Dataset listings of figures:
-- Opening Marker --

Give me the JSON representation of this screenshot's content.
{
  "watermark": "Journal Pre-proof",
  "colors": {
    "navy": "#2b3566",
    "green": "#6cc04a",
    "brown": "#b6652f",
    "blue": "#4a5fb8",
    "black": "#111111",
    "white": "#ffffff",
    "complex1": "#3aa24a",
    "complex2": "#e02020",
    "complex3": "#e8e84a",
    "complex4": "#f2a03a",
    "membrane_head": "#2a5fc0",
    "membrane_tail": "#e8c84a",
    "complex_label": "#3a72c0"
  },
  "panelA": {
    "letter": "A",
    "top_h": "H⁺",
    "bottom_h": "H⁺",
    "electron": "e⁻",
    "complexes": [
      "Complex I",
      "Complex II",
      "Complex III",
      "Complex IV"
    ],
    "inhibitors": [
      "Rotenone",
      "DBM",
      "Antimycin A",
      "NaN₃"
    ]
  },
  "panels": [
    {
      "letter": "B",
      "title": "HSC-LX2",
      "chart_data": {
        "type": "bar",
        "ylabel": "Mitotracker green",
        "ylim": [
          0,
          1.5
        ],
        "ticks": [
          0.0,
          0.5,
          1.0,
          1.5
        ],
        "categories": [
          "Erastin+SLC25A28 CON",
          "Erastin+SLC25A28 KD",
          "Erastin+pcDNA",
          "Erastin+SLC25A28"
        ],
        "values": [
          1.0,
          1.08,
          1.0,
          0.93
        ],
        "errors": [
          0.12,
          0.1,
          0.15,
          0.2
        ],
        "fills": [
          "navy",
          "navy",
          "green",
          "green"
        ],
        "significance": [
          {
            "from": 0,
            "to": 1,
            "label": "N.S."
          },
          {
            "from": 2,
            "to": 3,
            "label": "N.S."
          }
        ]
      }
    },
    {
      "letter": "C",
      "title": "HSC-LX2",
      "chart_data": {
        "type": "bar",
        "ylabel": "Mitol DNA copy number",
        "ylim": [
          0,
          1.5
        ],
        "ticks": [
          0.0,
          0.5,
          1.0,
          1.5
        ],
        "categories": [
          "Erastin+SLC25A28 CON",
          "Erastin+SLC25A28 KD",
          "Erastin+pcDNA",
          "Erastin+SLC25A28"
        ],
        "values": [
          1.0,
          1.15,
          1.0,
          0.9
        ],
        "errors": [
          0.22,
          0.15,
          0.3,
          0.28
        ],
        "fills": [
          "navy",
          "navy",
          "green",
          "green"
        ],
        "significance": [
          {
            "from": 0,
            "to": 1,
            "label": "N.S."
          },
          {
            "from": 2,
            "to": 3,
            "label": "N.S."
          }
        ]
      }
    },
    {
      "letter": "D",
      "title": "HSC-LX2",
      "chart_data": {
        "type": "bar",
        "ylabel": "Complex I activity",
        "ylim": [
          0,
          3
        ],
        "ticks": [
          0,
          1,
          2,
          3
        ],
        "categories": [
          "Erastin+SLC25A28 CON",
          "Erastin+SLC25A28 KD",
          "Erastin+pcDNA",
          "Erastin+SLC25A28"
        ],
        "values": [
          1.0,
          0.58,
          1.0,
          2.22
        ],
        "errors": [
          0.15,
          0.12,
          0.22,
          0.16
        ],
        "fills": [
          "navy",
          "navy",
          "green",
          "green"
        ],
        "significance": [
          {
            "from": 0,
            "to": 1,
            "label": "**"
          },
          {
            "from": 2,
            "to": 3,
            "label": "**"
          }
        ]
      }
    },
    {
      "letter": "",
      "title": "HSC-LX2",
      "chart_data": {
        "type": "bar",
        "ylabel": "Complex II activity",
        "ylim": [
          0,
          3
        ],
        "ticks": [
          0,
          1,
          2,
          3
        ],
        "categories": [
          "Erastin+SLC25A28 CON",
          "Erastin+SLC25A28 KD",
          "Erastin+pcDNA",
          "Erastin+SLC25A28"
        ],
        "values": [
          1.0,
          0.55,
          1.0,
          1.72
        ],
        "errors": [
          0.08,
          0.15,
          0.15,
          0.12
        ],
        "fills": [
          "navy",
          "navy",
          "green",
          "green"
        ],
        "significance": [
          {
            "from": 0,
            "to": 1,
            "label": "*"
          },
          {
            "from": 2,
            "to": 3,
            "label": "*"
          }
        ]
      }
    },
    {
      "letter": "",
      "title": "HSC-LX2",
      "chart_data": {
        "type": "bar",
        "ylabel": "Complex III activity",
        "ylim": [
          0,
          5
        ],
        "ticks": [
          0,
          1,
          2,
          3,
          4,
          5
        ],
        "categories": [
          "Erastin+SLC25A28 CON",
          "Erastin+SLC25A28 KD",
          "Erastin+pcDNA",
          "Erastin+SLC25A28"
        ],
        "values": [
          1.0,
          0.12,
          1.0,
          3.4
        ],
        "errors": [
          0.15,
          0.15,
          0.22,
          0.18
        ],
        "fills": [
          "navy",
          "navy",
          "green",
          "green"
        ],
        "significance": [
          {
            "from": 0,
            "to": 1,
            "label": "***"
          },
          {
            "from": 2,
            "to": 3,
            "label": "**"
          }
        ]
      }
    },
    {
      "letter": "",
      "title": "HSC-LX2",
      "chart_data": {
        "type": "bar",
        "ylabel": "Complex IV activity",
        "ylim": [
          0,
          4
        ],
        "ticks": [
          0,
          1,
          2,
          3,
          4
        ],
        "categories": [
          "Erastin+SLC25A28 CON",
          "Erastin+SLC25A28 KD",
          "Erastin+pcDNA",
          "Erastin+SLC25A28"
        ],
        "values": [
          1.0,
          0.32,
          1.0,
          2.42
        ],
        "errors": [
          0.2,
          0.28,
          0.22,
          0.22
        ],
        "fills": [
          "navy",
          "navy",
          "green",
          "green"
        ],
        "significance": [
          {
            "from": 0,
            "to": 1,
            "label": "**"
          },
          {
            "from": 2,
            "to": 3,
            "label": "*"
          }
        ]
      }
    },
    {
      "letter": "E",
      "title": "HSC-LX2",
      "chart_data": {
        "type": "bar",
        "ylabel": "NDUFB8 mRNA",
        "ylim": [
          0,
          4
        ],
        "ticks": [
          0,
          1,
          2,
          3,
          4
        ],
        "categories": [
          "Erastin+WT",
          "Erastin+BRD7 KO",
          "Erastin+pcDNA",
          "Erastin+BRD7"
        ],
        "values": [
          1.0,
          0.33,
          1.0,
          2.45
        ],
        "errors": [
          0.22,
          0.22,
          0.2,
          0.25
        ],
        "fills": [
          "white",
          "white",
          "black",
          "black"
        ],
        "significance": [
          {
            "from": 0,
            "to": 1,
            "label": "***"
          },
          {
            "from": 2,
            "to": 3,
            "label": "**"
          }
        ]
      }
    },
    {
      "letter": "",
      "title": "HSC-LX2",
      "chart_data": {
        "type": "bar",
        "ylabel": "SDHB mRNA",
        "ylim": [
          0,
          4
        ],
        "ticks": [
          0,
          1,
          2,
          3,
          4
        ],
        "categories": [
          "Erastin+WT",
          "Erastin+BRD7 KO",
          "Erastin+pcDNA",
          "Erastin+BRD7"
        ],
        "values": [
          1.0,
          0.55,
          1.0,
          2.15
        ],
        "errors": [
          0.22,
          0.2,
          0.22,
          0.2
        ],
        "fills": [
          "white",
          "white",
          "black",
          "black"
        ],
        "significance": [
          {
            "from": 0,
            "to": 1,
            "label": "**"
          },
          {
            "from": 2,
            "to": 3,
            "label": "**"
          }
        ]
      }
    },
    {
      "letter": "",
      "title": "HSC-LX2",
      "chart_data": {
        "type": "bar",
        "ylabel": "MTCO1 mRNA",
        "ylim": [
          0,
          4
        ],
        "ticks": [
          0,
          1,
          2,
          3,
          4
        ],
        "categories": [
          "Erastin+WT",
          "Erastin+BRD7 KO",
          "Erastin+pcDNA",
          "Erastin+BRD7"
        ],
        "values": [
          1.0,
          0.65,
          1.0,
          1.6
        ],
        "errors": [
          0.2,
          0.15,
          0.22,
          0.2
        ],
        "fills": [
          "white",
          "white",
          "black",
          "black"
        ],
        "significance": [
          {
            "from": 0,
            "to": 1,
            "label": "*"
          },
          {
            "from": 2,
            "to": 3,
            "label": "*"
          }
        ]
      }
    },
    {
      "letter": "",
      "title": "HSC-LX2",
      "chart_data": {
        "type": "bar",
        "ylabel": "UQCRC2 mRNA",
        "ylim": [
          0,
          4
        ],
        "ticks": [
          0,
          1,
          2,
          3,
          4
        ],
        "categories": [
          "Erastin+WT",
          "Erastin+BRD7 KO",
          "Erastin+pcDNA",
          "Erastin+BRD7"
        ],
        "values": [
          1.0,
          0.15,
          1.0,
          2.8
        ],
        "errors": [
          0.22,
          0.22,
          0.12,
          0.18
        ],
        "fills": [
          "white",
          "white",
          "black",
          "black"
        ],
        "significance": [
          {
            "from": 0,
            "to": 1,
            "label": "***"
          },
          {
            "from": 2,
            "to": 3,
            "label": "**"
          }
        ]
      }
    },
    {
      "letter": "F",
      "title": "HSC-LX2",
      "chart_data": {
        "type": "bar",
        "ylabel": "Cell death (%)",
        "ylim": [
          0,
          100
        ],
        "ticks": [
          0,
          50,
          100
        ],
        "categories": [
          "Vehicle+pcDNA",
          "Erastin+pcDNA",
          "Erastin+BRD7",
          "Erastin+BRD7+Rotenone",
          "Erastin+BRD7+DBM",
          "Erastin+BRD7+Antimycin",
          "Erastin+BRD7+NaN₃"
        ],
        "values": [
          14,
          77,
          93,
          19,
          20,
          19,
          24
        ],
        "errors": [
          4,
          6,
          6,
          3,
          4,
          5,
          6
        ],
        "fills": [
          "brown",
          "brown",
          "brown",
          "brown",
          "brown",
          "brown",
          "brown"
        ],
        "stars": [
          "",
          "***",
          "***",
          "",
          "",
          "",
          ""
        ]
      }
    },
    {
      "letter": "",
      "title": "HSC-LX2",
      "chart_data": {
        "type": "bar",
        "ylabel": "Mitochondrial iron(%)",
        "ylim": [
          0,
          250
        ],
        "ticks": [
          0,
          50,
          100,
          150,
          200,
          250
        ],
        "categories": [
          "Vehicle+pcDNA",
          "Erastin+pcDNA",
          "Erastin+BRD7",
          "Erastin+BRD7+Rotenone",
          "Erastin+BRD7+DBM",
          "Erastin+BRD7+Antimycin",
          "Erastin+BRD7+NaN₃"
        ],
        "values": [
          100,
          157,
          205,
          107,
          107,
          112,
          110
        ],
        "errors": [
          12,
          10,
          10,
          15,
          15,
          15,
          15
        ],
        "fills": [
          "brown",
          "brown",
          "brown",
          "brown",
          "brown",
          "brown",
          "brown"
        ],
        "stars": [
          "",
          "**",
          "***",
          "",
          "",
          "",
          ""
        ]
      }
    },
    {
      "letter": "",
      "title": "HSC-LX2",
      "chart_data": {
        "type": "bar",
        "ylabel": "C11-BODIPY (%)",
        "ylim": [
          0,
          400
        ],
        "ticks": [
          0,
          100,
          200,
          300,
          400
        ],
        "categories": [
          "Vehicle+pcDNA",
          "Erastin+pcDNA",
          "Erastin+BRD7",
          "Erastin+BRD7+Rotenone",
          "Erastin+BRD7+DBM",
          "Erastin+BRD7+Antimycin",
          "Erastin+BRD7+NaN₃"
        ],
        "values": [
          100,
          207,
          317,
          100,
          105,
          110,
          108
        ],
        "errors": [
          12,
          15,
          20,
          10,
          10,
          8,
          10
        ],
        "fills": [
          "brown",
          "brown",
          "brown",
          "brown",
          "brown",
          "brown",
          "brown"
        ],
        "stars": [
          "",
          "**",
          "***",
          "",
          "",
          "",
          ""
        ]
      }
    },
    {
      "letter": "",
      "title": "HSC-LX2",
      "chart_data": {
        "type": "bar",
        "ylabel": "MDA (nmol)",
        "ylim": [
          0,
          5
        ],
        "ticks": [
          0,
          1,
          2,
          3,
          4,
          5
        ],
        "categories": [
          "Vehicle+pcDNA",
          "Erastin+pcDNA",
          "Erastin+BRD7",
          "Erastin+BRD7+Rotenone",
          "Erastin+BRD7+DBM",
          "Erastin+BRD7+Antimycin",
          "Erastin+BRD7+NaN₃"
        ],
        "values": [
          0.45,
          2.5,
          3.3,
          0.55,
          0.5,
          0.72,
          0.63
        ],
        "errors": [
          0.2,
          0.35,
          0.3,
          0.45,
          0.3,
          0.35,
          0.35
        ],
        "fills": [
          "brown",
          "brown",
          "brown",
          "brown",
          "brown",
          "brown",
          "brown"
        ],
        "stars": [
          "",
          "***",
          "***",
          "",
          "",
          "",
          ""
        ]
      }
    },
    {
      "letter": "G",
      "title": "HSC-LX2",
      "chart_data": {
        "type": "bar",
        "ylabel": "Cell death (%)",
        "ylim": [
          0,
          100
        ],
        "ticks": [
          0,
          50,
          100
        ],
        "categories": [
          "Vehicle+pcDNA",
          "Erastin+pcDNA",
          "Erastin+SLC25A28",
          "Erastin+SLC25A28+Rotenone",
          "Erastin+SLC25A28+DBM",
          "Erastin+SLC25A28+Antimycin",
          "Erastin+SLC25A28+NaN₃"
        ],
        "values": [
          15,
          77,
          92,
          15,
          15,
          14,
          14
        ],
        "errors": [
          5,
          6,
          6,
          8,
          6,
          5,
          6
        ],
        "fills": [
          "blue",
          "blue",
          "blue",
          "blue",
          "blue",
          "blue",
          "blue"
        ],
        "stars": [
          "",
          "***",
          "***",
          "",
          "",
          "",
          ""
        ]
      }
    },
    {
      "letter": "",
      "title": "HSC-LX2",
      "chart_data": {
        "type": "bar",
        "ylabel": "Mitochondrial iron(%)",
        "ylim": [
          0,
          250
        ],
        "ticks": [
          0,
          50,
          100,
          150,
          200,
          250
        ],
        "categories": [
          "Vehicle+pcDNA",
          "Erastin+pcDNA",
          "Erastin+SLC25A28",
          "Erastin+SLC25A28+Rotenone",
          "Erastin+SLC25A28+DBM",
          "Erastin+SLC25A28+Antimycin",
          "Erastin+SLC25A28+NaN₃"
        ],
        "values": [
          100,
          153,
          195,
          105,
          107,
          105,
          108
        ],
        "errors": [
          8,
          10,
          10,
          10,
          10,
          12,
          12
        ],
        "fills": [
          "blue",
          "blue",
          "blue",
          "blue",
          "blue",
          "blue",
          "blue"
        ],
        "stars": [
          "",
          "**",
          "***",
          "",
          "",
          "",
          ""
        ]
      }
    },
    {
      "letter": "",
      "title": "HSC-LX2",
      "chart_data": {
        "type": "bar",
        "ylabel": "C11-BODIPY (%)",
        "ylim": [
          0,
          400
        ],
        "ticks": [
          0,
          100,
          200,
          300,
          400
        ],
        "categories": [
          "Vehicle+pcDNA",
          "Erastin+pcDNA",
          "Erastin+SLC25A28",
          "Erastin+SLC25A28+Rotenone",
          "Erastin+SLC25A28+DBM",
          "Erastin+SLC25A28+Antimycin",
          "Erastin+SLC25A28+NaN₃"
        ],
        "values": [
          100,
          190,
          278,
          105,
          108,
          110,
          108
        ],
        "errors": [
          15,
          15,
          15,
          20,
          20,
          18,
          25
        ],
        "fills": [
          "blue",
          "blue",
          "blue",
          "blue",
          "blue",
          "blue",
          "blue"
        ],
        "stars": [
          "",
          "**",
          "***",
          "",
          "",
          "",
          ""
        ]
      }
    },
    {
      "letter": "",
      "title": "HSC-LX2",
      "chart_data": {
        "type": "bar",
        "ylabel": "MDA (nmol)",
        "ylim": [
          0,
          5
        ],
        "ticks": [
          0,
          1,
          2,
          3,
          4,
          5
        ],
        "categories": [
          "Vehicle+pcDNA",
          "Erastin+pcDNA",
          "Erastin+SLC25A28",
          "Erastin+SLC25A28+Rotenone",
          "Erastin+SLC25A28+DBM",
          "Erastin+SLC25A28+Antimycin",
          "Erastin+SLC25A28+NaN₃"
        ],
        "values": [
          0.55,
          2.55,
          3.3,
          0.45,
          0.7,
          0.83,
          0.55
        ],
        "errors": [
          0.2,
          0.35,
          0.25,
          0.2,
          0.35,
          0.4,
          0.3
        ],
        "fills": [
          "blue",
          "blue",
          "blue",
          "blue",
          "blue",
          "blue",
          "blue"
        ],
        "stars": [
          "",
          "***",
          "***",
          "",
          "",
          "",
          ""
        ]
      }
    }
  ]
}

-- Closing Marker --

▶ [Work instructions] Whenever a line holds "mRNA", it counts; state the total for the records and add nothing.

▶ [Response to the exercise] 4